━━━ MATERIAL
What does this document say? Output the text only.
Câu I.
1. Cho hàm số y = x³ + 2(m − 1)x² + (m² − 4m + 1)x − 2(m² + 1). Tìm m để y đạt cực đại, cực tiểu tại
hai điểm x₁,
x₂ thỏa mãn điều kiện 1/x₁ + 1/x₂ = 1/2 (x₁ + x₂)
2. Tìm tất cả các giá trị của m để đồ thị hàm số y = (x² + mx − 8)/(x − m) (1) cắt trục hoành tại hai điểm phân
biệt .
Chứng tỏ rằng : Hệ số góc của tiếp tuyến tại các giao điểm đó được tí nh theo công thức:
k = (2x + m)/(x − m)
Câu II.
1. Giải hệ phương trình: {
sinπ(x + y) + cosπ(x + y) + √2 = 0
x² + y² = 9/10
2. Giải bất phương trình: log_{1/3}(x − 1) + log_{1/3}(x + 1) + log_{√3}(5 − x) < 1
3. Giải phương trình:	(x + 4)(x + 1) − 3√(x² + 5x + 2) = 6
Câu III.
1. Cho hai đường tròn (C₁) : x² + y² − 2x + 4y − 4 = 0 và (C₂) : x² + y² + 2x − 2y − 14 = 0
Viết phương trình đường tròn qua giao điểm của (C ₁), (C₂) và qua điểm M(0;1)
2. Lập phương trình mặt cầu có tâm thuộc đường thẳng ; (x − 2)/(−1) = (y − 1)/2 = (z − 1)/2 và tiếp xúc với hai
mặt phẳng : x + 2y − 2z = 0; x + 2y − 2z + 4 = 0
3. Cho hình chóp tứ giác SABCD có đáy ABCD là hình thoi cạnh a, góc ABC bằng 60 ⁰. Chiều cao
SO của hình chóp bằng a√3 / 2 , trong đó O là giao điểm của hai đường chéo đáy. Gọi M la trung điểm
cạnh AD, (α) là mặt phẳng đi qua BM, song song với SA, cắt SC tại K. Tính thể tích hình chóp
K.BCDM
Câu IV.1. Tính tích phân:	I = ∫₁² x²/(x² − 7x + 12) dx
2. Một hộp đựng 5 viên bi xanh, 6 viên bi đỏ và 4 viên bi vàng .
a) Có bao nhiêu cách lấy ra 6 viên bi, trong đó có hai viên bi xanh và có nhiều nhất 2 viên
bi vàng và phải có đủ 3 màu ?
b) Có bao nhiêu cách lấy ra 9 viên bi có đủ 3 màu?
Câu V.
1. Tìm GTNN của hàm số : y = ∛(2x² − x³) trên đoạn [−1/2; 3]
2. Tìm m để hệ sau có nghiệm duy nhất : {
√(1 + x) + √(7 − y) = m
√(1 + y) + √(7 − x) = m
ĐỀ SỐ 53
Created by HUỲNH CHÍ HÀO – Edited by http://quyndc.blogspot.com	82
━━━━━━
◆ **TASK REQUIREMENTS**:
Only the number is wanted: how many lines contain the string "nhất"?

◆ **ANSWER IN FULL**:
2